_WHAT TO DO_
Locate each line with the string "this" in the listing below and copy it.

# Start of MATERIALS PROVIDED

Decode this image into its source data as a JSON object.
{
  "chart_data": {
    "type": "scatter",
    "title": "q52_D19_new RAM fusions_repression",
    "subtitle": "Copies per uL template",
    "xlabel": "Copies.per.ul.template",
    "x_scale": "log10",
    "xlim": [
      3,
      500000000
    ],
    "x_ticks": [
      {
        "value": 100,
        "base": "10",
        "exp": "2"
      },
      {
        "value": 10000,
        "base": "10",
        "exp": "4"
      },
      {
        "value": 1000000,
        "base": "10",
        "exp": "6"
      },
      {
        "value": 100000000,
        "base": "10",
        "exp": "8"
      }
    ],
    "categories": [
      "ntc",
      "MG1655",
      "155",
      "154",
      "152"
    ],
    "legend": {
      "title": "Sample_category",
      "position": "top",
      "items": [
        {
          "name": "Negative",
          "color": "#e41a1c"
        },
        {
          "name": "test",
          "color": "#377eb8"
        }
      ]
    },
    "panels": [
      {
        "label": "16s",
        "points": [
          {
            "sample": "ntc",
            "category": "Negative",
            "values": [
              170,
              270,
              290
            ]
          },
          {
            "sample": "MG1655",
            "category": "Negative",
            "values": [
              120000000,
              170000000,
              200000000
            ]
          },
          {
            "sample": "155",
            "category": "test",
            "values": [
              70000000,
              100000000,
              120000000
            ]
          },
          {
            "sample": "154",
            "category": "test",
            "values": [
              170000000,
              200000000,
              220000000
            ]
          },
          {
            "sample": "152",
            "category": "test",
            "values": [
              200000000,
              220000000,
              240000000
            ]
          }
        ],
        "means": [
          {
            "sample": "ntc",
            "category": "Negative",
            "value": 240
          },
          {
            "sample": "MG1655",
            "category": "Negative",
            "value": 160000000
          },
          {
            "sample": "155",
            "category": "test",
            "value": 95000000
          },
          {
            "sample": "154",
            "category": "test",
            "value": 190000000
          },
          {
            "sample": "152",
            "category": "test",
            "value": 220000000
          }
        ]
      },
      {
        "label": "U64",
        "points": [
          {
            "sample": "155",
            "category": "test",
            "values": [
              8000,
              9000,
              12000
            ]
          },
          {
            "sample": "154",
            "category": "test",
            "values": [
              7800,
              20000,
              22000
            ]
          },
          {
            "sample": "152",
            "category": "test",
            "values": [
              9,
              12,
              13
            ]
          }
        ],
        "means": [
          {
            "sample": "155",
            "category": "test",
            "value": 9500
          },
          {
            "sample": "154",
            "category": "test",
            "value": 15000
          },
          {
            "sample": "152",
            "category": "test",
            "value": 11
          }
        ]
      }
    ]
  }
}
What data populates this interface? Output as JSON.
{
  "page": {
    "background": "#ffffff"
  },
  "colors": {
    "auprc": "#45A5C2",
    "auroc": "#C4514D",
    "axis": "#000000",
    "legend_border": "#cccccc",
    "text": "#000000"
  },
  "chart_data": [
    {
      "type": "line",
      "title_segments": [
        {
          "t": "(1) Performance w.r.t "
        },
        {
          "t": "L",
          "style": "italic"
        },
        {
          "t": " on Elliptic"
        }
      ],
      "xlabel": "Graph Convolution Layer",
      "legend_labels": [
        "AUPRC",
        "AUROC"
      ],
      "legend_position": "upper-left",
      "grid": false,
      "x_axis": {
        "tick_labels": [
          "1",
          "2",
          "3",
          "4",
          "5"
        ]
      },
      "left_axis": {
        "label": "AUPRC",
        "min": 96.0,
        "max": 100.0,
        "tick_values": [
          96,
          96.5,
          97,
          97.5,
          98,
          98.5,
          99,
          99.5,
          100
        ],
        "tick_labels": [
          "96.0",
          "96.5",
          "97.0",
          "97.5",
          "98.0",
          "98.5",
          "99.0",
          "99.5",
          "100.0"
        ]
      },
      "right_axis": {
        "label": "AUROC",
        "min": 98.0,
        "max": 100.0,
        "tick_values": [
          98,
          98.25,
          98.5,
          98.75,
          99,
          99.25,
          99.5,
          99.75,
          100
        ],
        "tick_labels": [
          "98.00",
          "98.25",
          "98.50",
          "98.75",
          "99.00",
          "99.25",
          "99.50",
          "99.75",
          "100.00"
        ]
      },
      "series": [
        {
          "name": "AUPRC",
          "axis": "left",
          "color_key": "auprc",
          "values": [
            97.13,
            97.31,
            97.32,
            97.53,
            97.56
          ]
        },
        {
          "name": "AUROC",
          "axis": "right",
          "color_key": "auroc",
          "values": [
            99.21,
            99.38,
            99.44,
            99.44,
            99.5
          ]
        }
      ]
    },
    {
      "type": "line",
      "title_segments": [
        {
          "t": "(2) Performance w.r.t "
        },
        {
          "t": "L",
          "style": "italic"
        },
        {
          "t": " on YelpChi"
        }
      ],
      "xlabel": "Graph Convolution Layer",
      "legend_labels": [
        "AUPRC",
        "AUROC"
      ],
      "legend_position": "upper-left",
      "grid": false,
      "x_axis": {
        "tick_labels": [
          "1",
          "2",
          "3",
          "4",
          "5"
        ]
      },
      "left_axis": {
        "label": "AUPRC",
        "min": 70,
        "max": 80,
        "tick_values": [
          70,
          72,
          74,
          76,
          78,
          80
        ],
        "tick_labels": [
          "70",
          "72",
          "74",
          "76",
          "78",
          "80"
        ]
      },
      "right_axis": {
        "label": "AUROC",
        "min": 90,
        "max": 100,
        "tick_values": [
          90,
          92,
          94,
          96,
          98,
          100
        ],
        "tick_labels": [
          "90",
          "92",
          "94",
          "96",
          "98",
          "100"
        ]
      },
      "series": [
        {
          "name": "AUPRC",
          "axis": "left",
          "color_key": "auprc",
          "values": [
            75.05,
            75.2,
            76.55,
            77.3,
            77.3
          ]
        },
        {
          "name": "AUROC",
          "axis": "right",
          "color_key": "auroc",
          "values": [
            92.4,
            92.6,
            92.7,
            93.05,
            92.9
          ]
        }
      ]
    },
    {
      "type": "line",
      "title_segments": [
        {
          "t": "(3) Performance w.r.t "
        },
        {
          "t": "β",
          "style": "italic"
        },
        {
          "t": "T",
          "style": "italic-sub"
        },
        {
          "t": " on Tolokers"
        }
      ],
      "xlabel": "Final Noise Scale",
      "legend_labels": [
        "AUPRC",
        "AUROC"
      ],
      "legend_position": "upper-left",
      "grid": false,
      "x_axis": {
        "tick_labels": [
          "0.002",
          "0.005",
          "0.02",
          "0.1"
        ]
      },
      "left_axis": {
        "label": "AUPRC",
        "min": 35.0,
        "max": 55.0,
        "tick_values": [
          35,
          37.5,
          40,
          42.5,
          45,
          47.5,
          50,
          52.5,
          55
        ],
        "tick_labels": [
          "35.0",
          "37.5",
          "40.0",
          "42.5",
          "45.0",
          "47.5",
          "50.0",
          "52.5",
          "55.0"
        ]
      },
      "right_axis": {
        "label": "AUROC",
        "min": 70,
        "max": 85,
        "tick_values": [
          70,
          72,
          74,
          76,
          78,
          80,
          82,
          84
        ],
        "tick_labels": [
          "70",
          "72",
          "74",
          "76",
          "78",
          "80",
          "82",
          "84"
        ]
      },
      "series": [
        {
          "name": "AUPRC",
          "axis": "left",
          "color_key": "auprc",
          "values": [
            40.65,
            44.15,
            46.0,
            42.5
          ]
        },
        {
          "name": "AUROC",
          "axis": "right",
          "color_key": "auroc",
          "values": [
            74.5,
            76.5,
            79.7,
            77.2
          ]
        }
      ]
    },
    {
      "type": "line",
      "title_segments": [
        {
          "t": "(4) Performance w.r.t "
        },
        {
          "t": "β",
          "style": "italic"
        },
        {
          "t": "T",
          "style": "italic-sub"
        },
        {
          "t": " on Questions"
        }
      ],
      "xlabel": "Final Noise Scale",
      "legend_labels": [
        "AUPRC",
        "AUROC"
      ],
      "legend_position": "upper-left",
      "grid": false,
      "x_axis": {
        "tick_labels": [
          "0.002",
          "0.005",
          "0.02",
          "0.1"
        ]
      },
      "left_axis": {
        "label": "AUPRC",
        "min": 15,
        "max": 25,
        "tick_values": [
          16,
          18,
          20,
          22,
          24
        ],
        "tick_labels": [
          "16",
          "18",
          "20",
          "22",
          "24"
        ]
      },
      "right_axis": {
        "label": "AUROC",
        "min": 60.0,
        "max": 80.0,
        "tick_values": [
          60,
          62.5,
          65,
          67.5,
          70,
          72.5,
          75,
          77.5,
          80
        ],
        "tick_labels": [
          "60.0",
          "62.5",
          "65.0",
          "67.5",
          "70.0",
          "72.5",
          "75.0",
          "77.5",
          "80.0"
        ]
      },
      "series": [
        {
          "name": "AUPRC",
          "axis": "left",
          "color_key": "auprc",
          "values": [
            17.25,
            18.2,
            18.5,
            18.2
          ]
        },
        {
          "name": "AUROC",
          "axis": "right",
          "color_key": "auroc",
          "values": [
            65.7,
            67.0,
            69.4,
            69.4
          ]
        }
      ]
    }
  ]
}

# End of MATERIALS PROVIDED

_RESPONSE BELOW_
Decode this image into its source data as a JSON object.
What data populates this interface? Output as JSON.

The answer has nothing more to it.